--- start Given information ---

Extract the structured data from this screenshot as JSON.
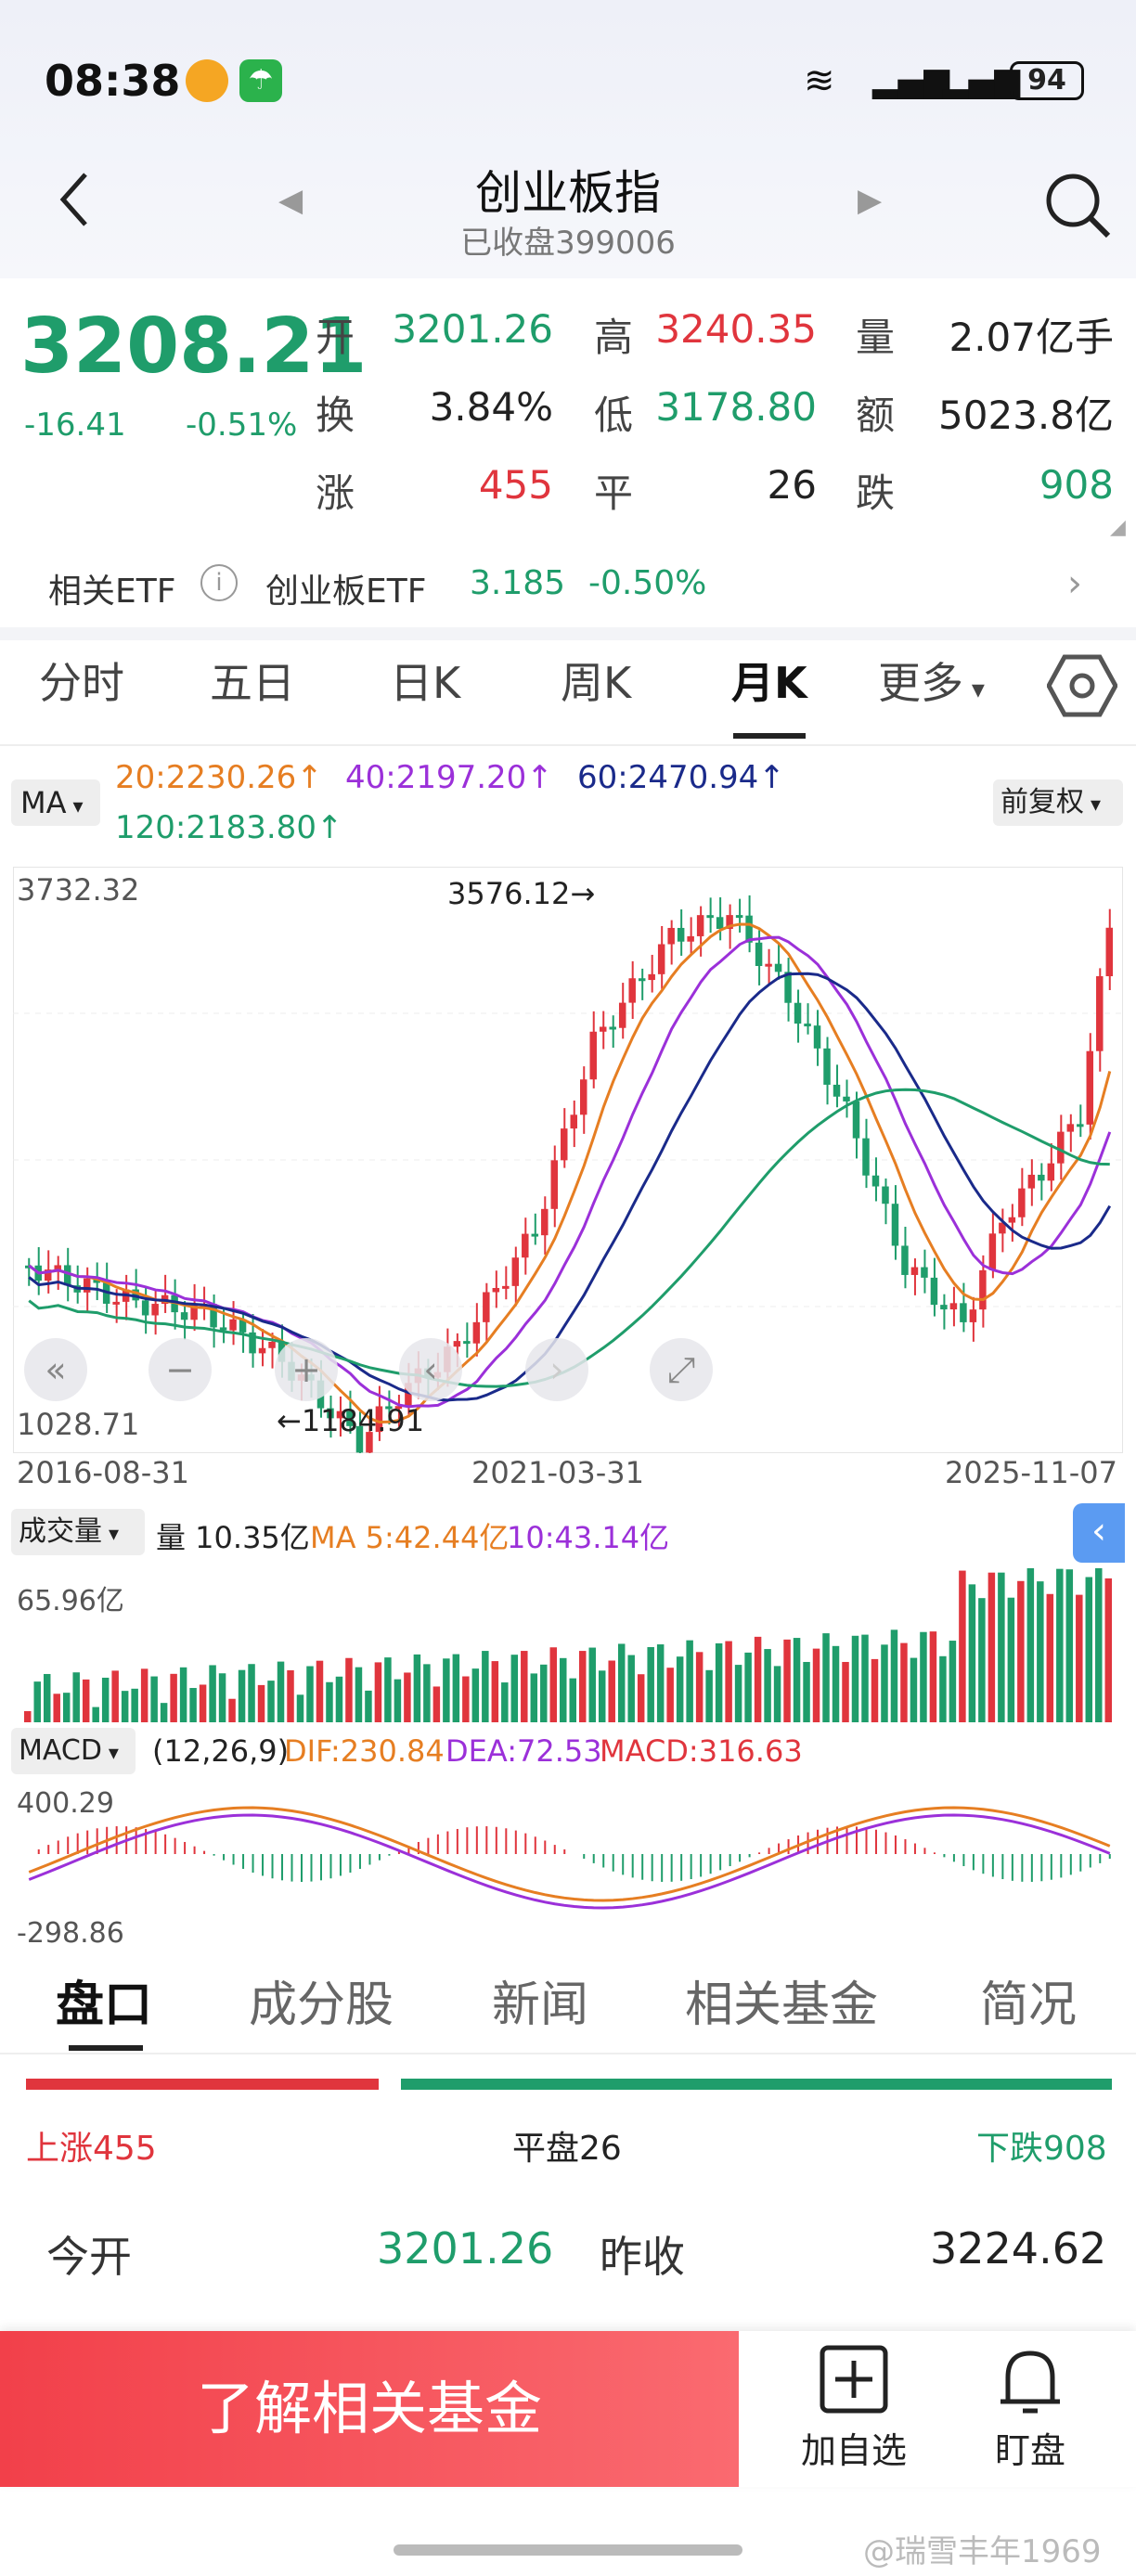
{
  "status": {
    "time": "08:38",
    "battery": "94"
  },
  "header": {
    "title": "创业板指",
    "subtitle": "已收盘399006"
  },
  "quote": {
    "price": "3208.21",
    "change": "-16.41",
    "pct": "-0.51%",
    "rows": [
      [
        {
          "l": "开",
          "v": "3201.26",
          "c": "g"
        },
        {
          "l": "高",
          "v": "3240.35",
          "c": "r"
        },
        {
          "l": "量",
          "v": "2.07亿手",
          "c": "k"
        }
      ],
      [
        {
          "l": "换",
          "v": "3.84%",
          "c": "k"
        },
        {
          "l": "低",
          "v": "3178.80",
          "c": "g"
        },
        {
          "l": "额",
          "v": "5023.8亿",
          "c": "k"
        }
      ],
      [
        {
          "l": "涨",
          "v": "455",
          "c": "r"
        },
        {
          "l": "平",
          "v": "26",
          "c": "k"
        },
        {
          "l": "跌",
          "v": "908",
          "c": "g"
        }
      ]
    ]
  },
  "etf": {
    "label": "相关ETF",
    "name": "创业板ETF",
    "price": "3.185",
    "pct": "-0.50%"
  },
  "tabs": [
    "分时",
    "五日",
    "日K",
    "周K",
    "月K",
    "更多"
  ],
  "ma": {
    "btn": "MA",
    "m20": "20:2230.26↑",
    "m40": "40:2197.20↑",
    "m60": "60:2470.94↑",
    "m120": "120:2183.80↑",
    "adj": "前复权"
  },
  "chart_data": {
    "type": "candlestick",
    "ylim": [
      1028.71,
      3732.32
    ],
    "ymax_label": "3732.32",
    "ymin_label": "1028.71",
    "high_note": "3576.12→",
    "low_note": "←1184.91",
    "x_labels": [
      "2016-08-31",
      "2021-03-31",
      "2025-11-07"
    ],
    "volume": {
      "btn": "成交量",
      "vol": "量 10.35亿",
      "ma5": "MA 5:42.44亿",
      "ma10": "10:43.14亿",
      "max": "65.96亿"
    },
    "macd": {
      "btn": "MACD",
      "params": "(12,26,9)",
      "dif": "DIF:230.84",
      "dea": "DEA:72.53",
      "macd": "MACD:316.63",
      "max": "400.29",
      "min": "-298.86"
    }
  },
  "bottom_tabs": [
    "盘口",
    "成分股",
    "新闻",
    "相关基金",
    "简况"
  ],
  "breadth": {
    "up": "上涨455",
    "flat": "平盘26",
    "down": "下跌908"
  },
  "detail": {
    "open_l": "今开",
    "open_v": "3201.26",
    "prev_l": "昨收",
    "prev_v": "3224.62"
  },
  "footer": {
    "cta": "了解相关基金",
    "add": "加自选",
    "watch": "盯盘"
  },
  "watermark": "@瑞雪丰年1969"
}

--- end Given information ---

Every entry should be returned exactly as written, minus the pictures.

• [Written response]
Extract the structured data from this screenshot as JSON.
{
  "status": {
    "time": "08:38",
    "battery": "94"
  },
  "header": {
    "title": "创业板指",
    "subtitle": "已收盘399006"
  },
  "quote": {
    "price": "3208.21",
    "change": "-16.41",
    "pct": "-0.51%",
    "rows": [
      [
        {
          "l": "开",
          "v": "3201.26",
          "c": "g"
        },
        {
          "l": "高",
          "v": "3240.35",
          "c": "r"
        },
        {
          "l": "量",
          "v": "2.07亿手",
          "c": "k"
        }
      ],
      [
        {
          "l": "换",
          "v": "3.84%",
          "c": "k"
        },
        {
          "l": "低",
          "v": "3178.80",
          "c": "g"
        },
        {
          "l": "额",
          "v": "5023.8亿",
          "c": "k"
        }
      ],
      [
        {
          "l": "涨",
          "v": "455",
          "c": "r"
        },
        {
          "l": "平",
          "v": "26",
          "c": "k"
        },
        {
          "l": "跌",
          "v": "908",
          "c": "g"
        }
      ]
    ]
  },
  "etf": {
    "label": "相关ETF",
    "name": "创业板ETF",
    "price": "3.185",
    "pct": "-0.50%"
  },
  "tabs": [
    "分时",
    "五日",
    "日K",
    "周K",
    "月K",
    "更多"
  ],
  "ma": {
    "btn": "MA",
    "m20": "20:2230.26↑",
    "m40": "40:2197.20↑",
    "m60": "60:2470.94↑",
    "m120": "120:2183.80↑",
    "adj": "前复权"
  },
  "chart_data": {
    "type": "candlestick",
    "ylim": [
      1028.71,
      3732.32
    ],
    "ymax_label": "3732.32",
    "ymin_label": "1028.71",
    "high_note": "3576.12→",
    "low_note": "←1184.91",
    "x_labels": [
      "2016-08-31",
      "2021-03-31",
      "2025-11-07"
    ],
    "volume": {
      "btn": "成交量",
      "vol": "量 10.35亿",
      "ma5": "MA 5:42.44亿",
      "ma10": "10:43.14亿",
      "max": "65.96亿"
    },
    "macd": {
      "btn": "MACD",
      "params": "(12,26,9)",
      "dif": "DIF:230.84",
      "dea": "DEA:72.53",
      "macd": "MACD:316.63",
      "max": "400.29",
      "min": "-298.86"
    }
  },
  "bottom_tabs": [
    "盘口",
    "成分股",
    "新闻",
    "相关基金",
    "简况"
  ],
  "breadth": {
    "up": "上涨455",
    "flat": "平盘26",
    "down": "下跌908"
  },
  "detail": {
    "open_l": "今开",
    "open_v": "3201.26",
    "prev_l": "昨收",
    "prev_v": "3224.62"
  },
  "footer": {
    "cta": "了解相关基金",
    "add": "加自选",
    "watch": "盯盘"
  },
  "watermark": "@瑞雪丰年1969"
}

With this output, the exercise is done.